*WORK TO COMPLETE*.
Repeat the material below word for word and leave out all pictures.

%%

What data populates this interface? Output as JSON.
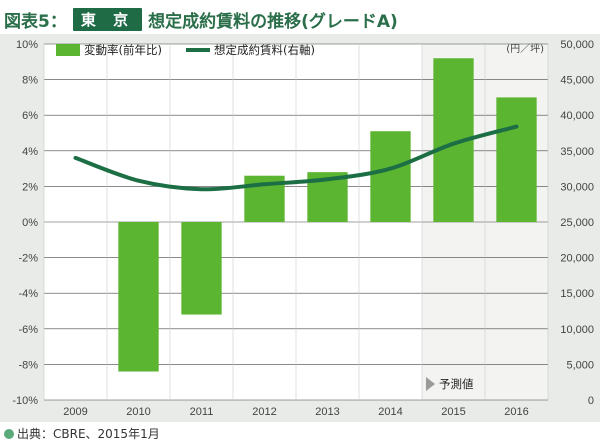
{
  "title": {
    "prefix": "図表5：",
    "badge": "東 京",
    "text": "想定成約賃料の推移(グレードA)"
  },
  "source": "出典：CBRE、2015年1月",
  "chart_data": {
    "type": "bar+line",
    "categories": [
      "2009",
      "2010",
      "2011",
      "2012",
      "2013",
      "2014",
      "2015",
      "2016"
    ],
    "series": [
      {
        "name": "変動率(前年比)",
        "type": "bar",
        "axis": "left",
        "color": "#5cb531",
        "values": [
          null,
          -8.4,
          -5.2,
          2.6,
          2.8,
          5.1,
          9.2,
          7.0
        ]
      },
      {
        "name": "想定成約賃料(右軸)",
        "type": "line",
        "axis": "right",
        "color": "#1c6e45",
        "values": [
          34000,
          30800,
          29600,
          30300,
          31000,
          32500,
          36000,
          38400
        ]
      }
    ],
    "left_axis": {
      "ylim": [
        -10,
        10
      ],
      "ticks": [
        "-10%",
        "-8%",
        "-6%",
        "-4%",
        "-2%",
        "0%",
        "2%",
        "4%",
        "6%",
        "8%",
        "10%"
      ]
    },
    "right_axis": {
      "ylim": [
        0,
        50000
      ],
      "ticks": [
        "0",
        "5,000",
        "10,000",
        "15,000",
        "20,000",
        "25,000",
        "30,000",
        "35,000",
        "40,000",
        "45,000",
        "50,000"
      ],
      "unit": "(円／坪)"
    },
    "forecast_label": "予測値",
    "forecast_from_index": 6,
    "colors": {
      "bar": "#5cb531",
      "line": "#1c6e45",
      "title": "#2a6e4a",
      "background": "#e8ebe7",
      "forecast_bg": "#f3f4f2"
    }
  }
}
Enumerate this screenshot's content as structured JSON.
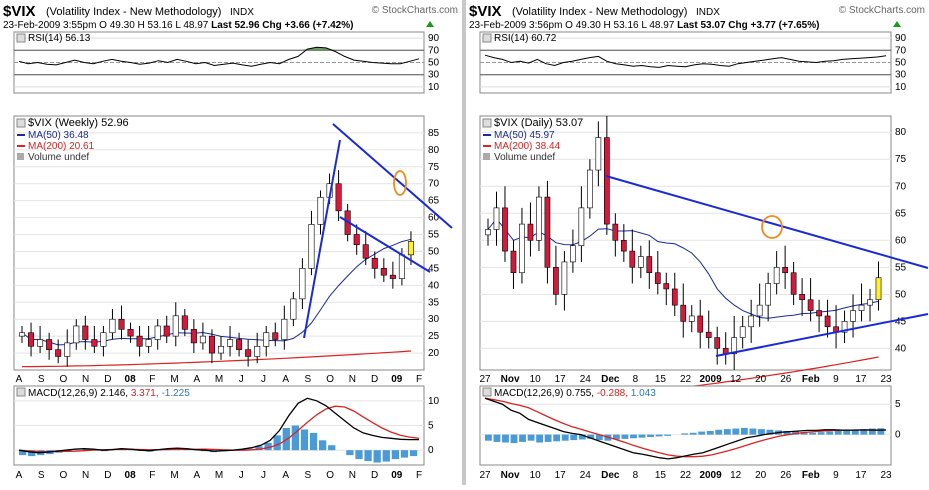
{
  "charts": [
    {
      "id": "weekly",
      "symbol": "$VIX",
      "name": "(Volatility Index - New Methodology)",
      "exchange": "INDX",
      "watermark": "© StockCharts.com",
      "date": "23-Feb-2009 3:55pm",
      "quote": {
        "open_label": "O",
        "open": "49.30",
        "high_label": "H",
        "high": "53.16",
        "low_label": "L",
        "low": "48.97",
        "last_label": "Last",
        "last": "52.96",
        "chg_label": "Chg",
        "chg": "+3.66 (+7.42%)"
      },
      "rsi": {
        "label": "RSI(14)",
        "value": "56.13",
        "ticks": [
          "90",
          "70",
          "50",
          "30",
          "10"
        ]
      },
      "legend": {
        "main": "$VIX (Weekly)",
        "main_value": "52.96",
        "ma1": "MA(50)",
        "ma1_value": "36.48",
        "ma2": "MA(200)",
        "ma2_value": "20.61",
        "volume": "Volume undef"
      },
      "price_ticks": [
        "85",
        "80",
        "75",
        "70",
        "65",
        "60",
        "55",
        "50",
        "45",
        "40",
        "35",
        "30",
        "25",
        "20"
      ],
      "macd": {
        "label": "MACD(12,26,9)",
        "v1": "2.146",
        "v2": "3.371",
        "v3": "-1.225",
        "ticks": [
          "10",
          "5",
          "0"
        ]
      },
      "x_labels": [
        "A",
        "S",
        "O",
        "N",
        "D",
        "08",
        "F",
        "M",
        "A",
        "M",
        "J",
        "J",
        "A",
        "S",
        "O",
        "N",
        "D",
        "09",
        "F"
      ],
      "x_bold": [
        "08",
        "09"
      ]
    },
    {
      "id": "daily",
      "symbol": "$VIX",
      "name": "(Volatility Index - New Methodology)",
      "exchange": "INDX",
      "watermark": "© StockCharts.com",
      "date": "23-Feb-2009 3:56pm",
      "quote": {
        "open_label": "O",
        "open": "49.30",
        "high_label": "H",
        "high": "53.16",
        "low_label": "L",
        "low": "48.97",
        "last_label": "Last",
        "last": "53.07",
        "chg_label": "Chg",
        "chg": "+3.77 (+7.65%)"
      },
      "rsi": {
        "label": "RSI(14)",
        "value": "60.72",
        "ticks": [
          "90",
          "70",
          "50",
          "30",
          "10"
        ]
      },
      "legend": {
        "main": "$VIX (Daily)",
        "main_value": "53.07",
        "ma1": "MA(50)",
        "ma1_value": "45.97",
        "ma2": "MA(200)",
        "ma2_value": "38.44",
        "volume": "Volume undef"
      },
      "price_ticks": [
        "80",
        "75",
        "70",
        "65",
        "60",
        "55",
        "50",
        "45",
        "40"
      ],
      "macd": {
        "label": "MACD(12,26,9)",
        "v1": "0.755",
        "v2": "-0.288",
        "v3": "1.043",
        "ticks": [
          "5",
          "0"
        ]
      },
      "x_labels": [
        "27",
        "Nov",
        "10",
        "17",
        "24",
        "Dec",
        "8",
        "15",
        "22",
        "2009",
        "12",
        "20",
        "26",
        "Feb",
        "9",
        "17",
        "23"
      ],
      "x_bold": [
        "Nov",
        "Dec",
        "2009",
        "Feb"
      ]
    }
  ],
  "chart_data": [
    {
      "type": "candlestick",
      "title": "$VIX (Volatility Index - New Methodology) INDX — Weekly",
      "ylim": [
        15,
        90
      ],
      "series": [
        {
          "name": "MA(50)",
          "last": 36.48
        },
        {
          "name": "MA(200)",
          "last": 20.61
        }
      ],
      "close": [
        26,
        22,
        24,
        21,
        19,
        23,
        28,
        24,
        22,
        26,
        30,
        27,
        25,
        22,
        24,
        28,
        25,
        31,
        27,
        23,
        25,
        20,
        22,
        24,
        21,
        19,
        22,
        26,
        24,
        30,
        36,
        45,
        58,
        66,
        70,
        62,
        55,
        52,
        48,
        45,
        43,
        42,
        49,
        52.96
      ],
      "annotations": [
        "descending channel",
        "orange circle near 60",
        "yellow last candle"
      ]
    },
    {
      "type": "candlestick",
      "title": "$VIX (Volatility Index - New Methodology) INDX — Daily",
      "ylim": [
        36,
        83
      ],
      "series": [
        {
          "name": "MA(50)",
          "last": 45.97
        },
        {
          "name": "MA(200)",
          "last": 38.44
        }
      ],
      "close": [
        62,
        66,
        58,
        54,
        63,
        60,
        68,
        55,
        50,
        56,
        59,
        66,
        73,
        79,
        63,
        60,
        58,
        55,
        57,
        54,
        52,
        51,
        48,
        45,
        46,
        43,
        42,
        40,
        39,
        42,
        44,
        46,
        48,
        52,
        55,
        54,
        50,
        49,
        47,
        46,
        44,
        43,
        45,
        47,
        48,
        49,
        53.07
      ],
      "annotations": [
        "descending trendline",
        "ascending trendline",
        "orange circle near 57",
        "yellow last candle"
      ]
    }
  ]
}
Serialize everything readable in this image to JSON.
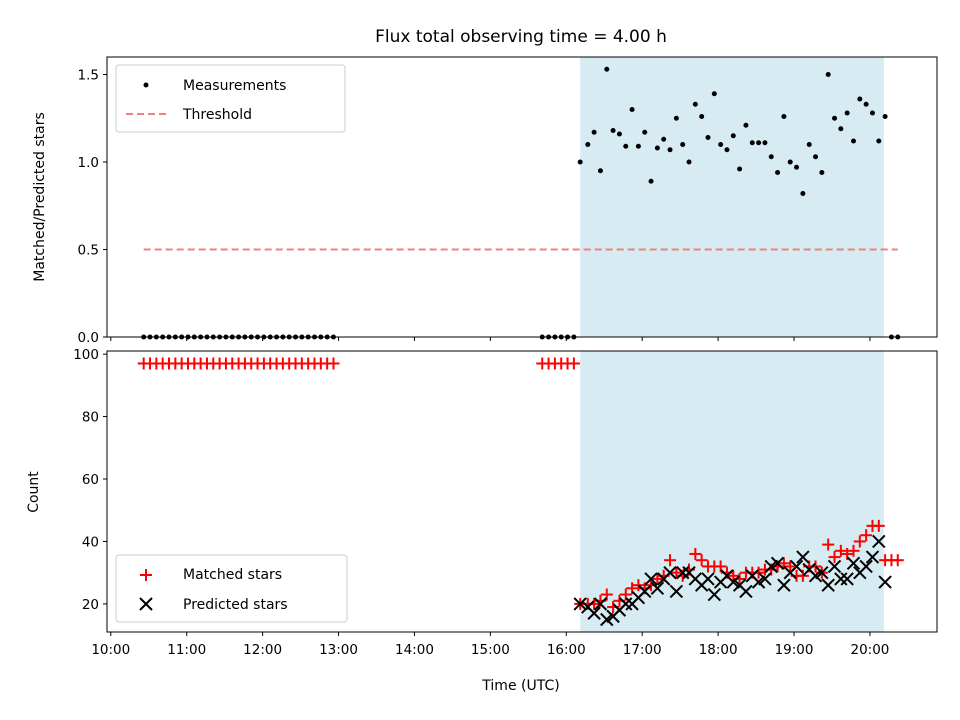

%%

*RESPONSE TO THIS EXERCISE*.
What data populates this interface? Output as JSON.
{
  "title": {
    "prefix": "図表5：",
    "badge": "東 京",
    "text": "想定成約賃料の推移(グレードA)"
  },
  "source": "出典：CBRE、2015年1月",
  "chart_data": {
    "type": "bar+line",
    "categories": [
      "2009",
      "2010",
      "2011",
      "2012",
      "2013",
      "2014",
      "2015",
      "2016"
    ],
    "series": [
      {
        "name": "変動率(前年比)",
        "type": "bar",
        "axis": "left",
        "color": "#5cb531",
        "values": [
          null,
          -8.4,
          -5.2,
          2.6,
          2.8,
          5.1,
          9.2,
          7.0
        ]
      },
      {
        "name": "想定成約賃料(右軸)",
        "type": "line",
        "axis": "right",
        "color": "#1c6e45",
        "values": [
          34000,
          30800,
          29600,
          30300,
          31000,
          32500,
          36000,
          38400
        ]
      }
    ],
    "left_axis": {
      "ylim": [
        -10,
        10
      ],
      "ticks": [
        "-10%",
        "-8%",
        "-6%",
        "-4%",
        "-2%",
        "0%",
        "2%",
        "4%",
        "6%",
        "8%",
        "10%"
      ]
    },
    "right_axis": {
      "ylim": [
        0,
        50000
      ],
      "ticks": [
        "0",
        "5,000",
        "10,000",
        "15,000",
        "20,000",
        "25,000",
        "30,000",
        "35,000",
        "40,000",
        "45,000",
        "50,000"
      ],
      "unit": "(円／坪)"
    },
    "forecast_label": "予測値",
    "forecast_from_index": 6,
    "colors": {
      "bar": "#5cb531",
      "line": "#1c6e45",
      "title": "#2a6e4a",
      "background": "#e8ebe7",
      "forecast_bg": "#f3f4f2"
    }
  }
}
Enumerate this screenshot's content as structured JSON.
{
  "charts": [
    {
      "id": "weekly",
      "symbol": "$VIX",
      "name": "(Volatility Index - New Methodology)",
      "exchange": "INDX",
      "watermark": "© StockCharts.com",
      "date": "23-Feb-2009 3:55pm",
      "quote": {
        "open_label": "O",
        "open": "49.30",
        "high_label": "H",
        "high": "53.16",
        "low_label": "L",
        "low": "48.97",
        "last_label": "Last",
        "last": "52.96",
        "chg_label": "Chg",
        "chg": "+3.66 (+7.42%)"
      },
      "rsi": {
        "label": "RSI(14)",
        "value": "56.13",
        "ticks": [
          "90",
          "70",
          "50",
          "30",
          "10"
        ]
      },
      "legend": {
        "main": "$VIX (Weekly)",
        "main_value": "52.96",
        "ma1": "MA(50)",
        "ma1_value": "36.48",
        "ma2": "MA(200)",
        "ma2_value": "20.61",
        "volume": "Volume undef"
      },
      "price_ticks": [
        "85",
        "80",
        "75",
        "70",
        "65",
        "60",
        "55",
        "50",
        "45",
        "40",
        "35",
        "30",
        "25",
        "20"
      ],
      "macd": {
        "label": "MACD(12,26,9)",
        "v1": "2.146",
        "v2": "3.371",
        "v3": "-1.225",
        "ticks": [
          "10",
          "5",
          "0"
        ]
      },
      "x_labels": [
        "A",
        "S",
        "O",
        "N",
        "D",
        "08",
        "F",
        "M",
        "A",
        "M",
        "J",
        "J",
        "A",
        "S",
        "O",
        "N",
        "D",
        "09",
        "F"
      ],
      "x_bold": [
        "08",
        "09"
      ]
    },
    {
      "id": "daily",
      "symbol": "$VIX",
      "name": "(Volatility Index - New Methodology)",
      "exchange": "INDX",
      "watermark": "© StockCharts.com",
      "date": "23-Feb-2009 3:56pm",
      "quote": {
        "open_label": "O",
        "open": "49.30",
        "high_label": "H",
        "high": "53.16",
        "low_label": "L",
        "low": "48.97",
        "last_label": "Last",
        "last": "53.07",
        "chg_label": "Chg",
        "chg": "+3.77 (+7.65%)"
      },
      "rsi": {
        "label": "RSI(14)",
        "value": "60.72",
        "ticks": [
          "90",
          "70",
          "50",
          "30",
          "10"
        ]
      },
      "legend": {
        "main": "$VIX (Daily)",
        "main_value": "53.07",
        "ma1": "MA(50)",
        "ma1_value": "45.97",
        "ma2": "MA(200)",
        "ma2_value": "38.44",
        "volume": "Volume undef"
      },
      "price_ticks": [
        "80",
        "75",
        "70",
        "65",
        "60",
        "55",
        "50",
        "45",
        "40"
      ],
      "macd": {
        "label": "MACD(12,26,9)",
        "v1": "0.755",
        "v2": "-0.288",
        "v3": "1.043",
        "ticks": [
          "5",
          "0"
        ]
      },
      "x_labels": [
        "27",
        "Nov",
        "10",
        "17",
        "24",
        "Dec",
        "8",
        "15",
        "22",
        "2009",
        "12",
        "20",
        "26",
        "Feb",
        "9",
        "17",
        "23"
      ],
      "x_bold": [
        "Nov",
        "Dec",
        "2009",
        "Feb"
      ]
    }
  ],
  "chart_data": [
    {
      "type": "candlestick",
      "title": "$VIX (Volatility Index - New Methodology) INDX — Weekly",
      "ylim": [
        15,
        90
      ],
      "series": [
        {
          "name": "MA(50)",
          "last": 36.48
        },
        {
          "name": "MA(200)",
          "last": 20.61
        }
      ],
      "close": [
        26,
        22,
        24,
        21,
        19,
        23,
        28,
        24,
        22,
        26,
        30,
        27,
        25,
        22,
        24,
        28,
        25,
        31,
        27,
        23,
        25,
        20,
        22,
        24,
        21,
        19,
        22,
        26,
        24,
        30,
        36,
        45,
        58,
        66,
        70,
        62,
        55,
        52,
        48,
        45,
        43,
        42,
        49,
        52.96
      ],
      "annotations": [
        "descending channel",
        "orange circle near 60",
        "yellow last candle"
      ]
    },
    {
      "type": "candlestick",
      "title": "$VIX (Volatility Index - New Methodology) INDX — Daily",
      "ylim": [
        36,
        83
      ],
      "series": [
        {
          "name": "MA(50)",
          "last": 45.97
        },
        {
          "name": "MA(200)",
          "last": 38.44
        }
      ],
      "close": [
        62,
        66,
        58,
        54,
        63,
        60,
        68,
        55,
        50,
        56,
        59,
        66,
        73,
        79,
        63,
        60,
        58,
        55,
        57,
        54,
        52,
        51,
        48,
        45,
        46,
        43,
        42,
        40,
        39,
        42,
        44,
        46,
        48,
        52,
        55,
        54,
        50,
        49,
        47,
        46,
        44,
        43,
        45,
        47,
        48,
        49,
        53.07
      ],
      "annotations": [
        "descending trendline",
        "ascending trendline",
        "orange circle near 57",
        "yellow last candle"
      ]
    }
  ]
}
Serialize everything readable in this image to JSON.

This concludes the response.